> [To be done]:
Find every line in the items that contains the word "alla", treating uppercase and lowercase as different, and copy each of those lines.

> [Material supplied]:
......

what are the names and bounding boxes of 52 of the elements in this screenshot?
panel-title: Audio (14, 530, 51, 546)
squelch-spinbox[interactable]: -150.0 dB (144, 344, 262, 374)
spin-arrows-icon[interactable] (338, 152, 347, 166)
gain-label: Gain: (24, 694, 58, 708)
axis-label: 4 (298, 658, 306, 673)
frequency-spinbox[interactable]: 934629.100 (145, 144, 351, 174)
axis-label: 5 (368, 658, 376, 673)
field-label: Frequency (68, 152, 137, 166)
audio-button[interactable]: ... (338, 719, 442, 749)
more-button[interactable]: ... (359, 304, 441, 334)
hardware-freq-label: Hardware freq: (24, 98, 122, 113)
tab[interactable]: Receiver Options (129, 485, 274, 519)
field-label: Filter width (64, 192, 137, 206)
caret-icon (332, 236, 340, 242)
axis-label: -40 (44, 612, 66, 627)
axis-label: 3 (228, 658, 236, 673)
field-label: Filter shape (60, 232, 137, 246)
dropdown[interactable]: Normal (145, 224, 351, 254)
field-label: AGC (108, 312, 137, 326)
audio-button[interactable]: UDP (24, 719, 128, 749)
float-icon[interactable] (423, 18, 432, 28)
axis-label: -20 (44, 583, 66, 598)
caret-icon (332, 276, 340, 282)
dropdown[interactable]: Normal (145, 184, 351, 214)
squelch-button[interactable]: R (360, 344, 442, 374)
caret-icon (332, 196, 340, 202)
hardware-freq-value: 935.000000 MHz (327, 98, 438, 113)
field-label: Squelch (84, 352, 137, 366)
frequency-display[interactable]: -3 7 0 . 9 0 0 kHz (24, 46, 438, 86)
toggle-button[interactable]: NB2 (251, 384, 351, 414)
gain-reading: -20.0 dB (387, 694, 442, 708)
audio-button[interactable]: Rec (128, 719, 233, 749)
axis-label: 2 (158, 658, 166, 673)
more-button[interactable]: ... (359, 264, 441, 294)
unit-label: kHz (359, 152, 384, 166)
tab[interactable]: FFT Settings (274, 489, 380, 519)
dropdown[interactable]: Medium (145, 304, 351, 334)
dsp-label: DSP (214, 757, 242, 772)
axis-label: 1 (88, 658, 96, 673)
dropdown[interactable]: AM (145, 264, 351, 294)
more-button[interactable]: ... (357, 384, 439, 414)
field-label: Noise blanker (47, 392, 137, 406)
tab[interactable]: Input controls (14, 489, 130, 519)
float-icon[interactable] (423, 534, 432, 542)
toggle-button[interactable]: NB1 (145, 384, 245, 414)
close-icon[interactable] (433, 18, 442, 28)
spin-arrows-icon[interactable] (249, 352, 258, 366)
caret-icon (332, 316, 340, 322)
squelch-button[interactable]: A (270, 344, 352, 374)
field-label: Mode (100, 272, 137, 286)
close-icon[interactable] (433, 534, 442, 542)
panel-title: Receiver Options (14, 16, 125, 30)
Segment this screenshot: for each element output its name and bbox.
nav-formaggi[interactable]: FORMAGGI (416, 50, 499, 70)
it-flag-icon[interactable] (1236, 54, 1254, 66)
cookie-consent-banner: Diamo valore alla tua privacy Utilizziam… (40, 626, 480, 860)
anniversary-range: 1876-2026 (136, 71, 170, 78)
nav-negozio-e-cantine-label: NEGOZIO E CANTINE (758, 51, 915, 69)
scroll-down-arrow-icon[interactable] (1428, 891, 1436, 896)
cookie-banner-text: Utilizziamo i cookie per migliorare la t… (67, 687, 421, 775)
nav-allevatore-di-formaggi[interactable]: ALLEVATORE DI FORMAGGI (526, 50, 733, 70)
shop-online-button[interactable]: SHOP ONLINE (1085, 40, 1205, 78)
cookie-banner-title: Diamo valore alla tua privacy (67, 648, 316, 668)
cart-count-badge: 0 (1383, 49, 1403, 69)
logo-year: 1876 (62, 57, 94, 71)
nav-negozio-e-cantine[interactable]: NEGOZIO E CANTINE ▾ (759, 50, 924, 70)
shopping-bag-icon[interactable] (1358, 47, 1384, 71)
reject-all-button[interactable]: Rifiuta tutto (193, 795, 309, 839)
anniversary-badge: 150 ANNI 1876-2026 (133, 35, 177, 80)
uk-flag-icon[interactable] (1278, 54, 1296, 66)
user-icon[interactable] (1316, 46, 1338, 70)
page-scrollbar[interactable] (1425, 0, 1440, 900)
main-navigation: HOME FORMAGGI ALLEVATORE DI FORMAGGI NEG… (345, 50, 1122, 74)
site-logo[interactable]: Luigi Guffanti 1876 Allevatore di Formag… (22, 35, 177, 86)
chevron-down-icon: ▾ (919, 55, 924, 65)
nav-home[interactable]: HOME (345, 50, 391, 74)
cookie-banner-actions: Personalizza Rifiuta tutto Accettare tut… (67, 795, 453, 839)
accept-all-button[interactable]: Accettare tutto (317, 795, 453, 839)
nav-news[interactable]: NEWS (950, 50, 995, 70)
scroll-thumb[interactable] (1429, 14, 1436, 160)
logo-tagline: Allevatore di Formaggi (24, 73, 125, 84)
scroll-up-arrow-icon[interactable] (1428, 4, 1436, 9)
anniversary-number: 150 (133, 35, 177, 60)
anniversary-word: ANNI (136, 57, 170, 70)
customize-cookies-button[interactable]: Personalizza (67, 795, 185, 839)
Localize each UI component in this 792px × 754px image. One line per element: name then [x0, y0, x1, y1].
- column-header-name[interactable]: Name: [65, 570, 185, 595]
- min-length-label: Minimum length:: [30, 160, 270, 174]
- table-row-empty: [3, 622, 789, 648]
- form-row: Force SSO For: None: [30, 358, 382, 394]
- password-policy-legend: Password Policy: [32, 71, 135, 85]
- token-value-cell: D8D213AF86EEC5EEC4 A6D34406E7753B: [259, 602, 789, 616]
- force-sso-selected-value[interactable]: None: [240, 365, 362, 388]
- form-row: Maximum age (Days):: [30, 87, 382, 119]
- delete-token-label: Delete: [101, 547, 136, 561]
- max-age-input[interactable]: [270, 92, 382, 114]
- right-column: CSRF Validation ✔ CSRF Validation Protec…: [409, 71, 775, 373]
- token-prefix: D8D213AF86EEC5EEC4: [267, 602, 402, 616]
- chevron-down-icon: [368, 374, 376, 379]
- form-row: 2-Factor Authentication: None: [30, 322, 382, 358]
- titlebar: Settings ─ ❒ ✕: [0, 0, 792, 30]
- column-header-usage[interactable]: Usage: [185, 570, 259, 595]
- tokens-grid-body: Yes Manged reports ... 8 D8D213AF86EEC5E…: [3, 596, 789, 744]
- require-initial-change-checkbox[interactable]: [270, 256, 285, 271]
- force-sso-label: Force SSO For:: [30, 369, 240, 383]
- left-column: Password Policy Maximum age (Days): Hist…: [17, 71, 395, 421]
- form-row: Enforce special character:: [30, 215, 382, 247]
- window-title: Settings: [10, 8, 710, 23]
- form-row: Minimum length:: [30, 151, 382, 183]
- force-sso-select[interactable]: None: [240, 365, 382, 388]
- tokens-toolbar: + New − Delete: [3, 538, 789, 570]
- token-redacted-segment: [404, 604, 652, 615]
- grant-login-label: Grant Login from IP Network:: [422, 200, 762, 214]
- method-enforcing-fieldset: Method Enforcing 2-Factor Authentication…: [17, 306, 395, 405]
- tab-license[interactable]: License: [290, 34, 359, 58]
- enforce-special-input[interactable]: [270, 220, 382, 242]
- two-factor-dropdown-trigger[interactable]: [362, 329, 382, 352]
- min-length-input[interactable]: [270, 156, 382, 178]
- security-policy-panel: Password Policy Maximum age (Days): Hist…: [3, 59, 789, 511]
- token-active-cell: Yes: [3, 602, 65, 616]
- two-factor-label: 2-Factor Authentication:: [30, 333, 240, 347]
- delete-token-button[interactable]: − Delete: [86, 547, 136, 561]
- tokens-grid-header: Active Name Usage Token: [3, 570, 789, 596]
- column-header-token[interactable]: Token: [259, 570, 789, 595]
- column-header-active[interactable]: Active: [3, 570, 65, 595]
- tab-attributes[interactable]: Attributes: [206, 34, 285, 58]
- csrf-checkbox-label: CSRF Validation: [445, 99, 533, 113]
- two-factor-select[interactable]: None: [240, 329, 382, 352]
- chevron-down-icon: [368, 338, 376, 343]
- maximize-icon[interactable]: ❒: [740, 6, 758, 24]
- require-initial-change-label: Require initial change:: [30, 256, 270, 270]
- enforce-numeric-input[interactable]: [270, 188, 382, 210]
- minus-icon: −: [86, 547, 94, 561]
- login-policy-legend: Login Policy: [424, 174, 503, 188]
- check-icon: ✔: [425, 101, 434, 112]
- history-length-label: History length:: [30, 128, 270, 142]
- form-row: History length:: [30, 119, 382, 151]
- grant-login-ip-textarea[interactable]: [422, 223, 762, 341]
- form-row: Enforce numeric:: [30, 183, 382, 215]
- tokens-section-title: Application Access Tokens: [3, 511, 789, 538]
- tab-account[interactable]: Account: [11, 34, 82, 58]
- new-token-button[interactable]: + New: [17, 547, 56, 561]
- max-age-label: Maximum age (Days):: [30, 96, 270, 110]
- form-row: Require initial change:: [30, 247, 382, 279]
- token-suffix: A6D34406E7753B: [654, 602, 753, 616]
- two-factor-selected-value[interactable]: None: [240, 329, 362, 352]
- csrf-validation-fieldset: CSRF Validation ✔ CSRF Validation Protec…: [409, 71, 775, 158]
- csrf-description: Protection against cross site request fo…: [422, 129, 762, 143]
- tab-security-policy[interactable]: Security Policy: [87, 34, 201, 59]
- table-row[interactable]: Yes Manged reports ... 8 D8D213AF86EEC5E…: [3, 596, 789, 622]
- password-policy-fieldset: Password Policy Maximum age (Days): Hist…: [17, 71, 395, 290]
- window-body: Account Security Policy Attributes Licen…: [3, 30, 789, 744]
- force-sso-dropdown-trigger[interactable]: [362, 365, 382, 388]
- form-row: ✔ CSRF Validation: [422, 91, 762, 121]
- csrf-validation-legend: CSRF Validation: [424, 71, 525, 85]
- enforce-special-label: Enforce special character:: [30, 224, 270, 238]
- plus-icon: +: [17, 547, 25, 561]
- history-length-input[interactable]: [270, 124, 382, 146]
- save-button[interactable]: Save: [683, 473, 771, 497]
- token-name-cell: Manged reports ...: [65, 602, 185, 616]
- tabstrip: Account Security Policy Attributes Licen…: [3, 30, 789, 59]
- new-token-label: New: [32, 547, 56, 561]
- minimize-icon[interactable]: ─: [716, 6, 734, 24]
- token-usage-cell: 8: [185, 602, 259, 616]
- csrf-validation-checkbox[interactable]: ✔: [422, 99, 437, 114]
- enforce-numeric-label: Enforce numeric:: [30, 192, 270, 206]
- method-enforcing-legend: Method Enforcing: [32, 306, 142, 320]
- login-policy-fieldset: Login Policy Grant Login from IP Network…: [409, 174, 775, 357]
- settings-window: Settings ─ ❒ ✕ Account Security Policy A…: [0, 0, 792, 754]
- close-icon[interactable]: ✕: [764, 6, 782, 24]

......

> [Solution to this exercise]:
cookie-consent-banner: Diamo valore alla tua privacy Utilizziam… (40, 626, 480, 860)
cookie-banner-title: Diamo valore alla tua privacy (67, 648, 316, 668)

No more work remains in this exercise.